## Problem to work on
Pull every line holding the string "Events" from the records below.

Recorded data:
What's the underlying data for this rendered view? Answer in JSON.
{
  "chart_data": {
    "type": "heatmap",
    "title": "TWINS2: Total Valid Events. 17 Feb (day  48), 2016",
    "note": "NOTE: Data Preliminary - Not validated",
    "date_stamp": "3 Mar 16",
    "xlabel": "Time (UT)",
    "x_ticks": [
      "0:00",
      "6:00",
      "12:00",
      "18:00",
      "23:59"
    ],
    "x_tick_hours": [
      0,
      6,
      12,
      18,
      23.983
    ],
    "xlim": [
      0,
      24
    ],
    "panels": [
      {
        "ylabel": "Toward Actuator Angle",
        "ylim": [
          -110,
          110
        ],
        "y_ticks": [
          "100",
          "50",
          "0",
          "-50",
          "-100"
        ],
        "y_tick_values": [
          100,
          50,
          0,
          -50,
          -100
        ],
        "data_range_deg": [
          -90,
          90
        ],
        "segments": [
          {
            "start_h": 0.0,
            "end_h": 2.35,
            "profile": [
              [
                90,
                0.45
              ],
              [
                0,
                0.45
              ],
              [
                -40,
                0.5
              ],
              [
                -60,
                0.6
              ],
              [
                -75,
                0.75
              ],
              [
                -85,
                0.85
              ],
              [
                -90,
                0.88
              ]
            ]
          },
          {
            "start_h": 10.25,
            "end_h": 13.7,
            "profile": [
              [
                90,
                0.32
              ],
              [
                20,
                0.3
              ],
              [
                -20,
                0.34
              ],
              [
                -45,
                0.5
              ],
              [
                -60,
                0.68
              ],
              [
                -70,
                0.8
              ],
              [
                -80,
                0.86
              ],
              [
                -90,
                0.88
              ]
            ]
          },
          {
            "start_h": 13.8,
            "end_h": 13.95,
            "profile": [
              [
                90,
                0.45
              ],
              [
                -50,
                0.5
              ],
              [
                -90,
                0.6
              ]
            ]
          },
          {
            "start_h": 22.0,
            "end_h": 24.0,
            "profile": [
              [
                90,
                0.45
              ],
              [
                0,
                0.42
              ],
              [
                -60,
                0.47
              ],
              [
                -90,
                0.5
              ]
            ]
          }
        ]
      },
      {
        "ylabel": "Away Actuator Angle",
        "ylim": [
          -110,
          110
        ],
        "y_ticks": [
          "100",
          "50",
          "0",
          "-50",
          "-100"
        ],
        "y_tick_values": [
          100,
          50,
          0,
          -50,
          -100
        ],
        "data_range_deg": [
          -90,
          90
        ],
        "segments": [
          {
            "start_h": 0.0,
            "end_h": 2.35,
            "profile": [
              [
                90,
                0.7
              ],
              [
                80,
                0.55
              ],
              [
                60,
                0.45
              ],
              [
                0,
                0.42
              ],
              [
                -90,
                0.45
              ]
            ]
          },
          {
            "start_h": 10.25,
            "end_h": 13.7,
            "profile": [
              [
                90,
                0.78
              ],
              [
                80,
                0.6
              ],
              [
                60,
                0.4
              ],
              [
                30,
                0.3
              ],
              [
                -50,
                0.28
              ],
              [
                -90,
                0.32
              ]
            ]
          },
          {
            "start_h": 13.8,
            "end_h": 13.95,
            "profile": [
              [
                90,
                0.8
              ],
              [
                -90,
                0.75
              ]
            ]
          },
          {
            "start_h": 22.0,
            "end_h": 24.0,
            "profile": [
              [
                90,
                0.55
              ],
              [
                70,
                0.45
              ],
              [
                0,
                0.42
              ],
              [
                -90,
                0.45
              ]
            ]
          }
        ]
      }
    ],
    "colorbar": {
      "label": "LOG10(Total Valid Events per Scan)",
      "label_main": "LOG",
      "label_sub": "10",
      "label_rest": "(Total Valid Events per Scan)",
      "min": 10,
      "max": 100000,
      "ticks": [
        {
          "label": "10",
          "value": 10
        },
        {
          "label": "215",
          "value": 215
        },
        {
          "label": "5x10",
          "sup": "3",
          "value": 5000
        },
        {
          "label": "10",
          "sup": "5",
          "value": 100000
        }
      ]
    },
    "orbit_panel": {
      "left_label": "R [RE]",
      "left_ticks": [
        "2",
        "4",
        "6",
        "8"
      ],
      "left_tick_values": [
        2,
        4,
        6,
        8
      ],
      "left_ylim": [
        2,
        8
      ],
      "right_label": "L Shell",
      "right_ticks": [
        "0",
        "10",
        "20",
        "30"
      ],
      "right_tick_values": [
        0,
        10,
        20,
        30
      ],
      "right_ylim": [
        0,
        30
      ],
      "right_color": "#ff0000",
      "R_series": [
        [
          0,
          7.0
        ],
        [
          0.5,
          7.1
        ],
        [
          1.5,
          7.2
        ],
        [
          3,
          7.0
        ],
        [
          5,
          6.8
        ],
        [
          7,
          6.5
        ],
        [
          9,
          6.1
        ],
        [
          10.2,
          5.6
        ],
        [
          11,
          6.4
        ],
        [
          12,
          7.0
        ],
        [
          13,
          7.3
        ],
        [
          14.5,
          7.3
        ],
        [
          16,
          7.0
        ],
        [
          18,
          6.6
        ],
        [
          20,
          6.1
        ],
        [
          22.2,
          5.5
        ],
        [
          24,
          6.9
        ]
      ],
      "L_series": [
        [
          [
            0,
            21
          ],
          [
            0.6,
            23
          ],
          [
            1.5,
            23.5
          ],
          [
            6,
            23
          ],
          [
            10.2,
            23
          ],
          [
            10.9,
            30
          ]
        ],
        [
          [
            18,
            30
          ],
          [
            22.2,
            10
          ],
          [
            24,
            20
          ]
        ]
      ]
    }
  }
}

## Response to the task
    "title": "TWINS2: Total Valid Events. 17 Feb (day  48), 2016",
      "label": "LOG10(Total Valid Events per Scan)",
      "label_rest": "(Total Valid Events per Scan)",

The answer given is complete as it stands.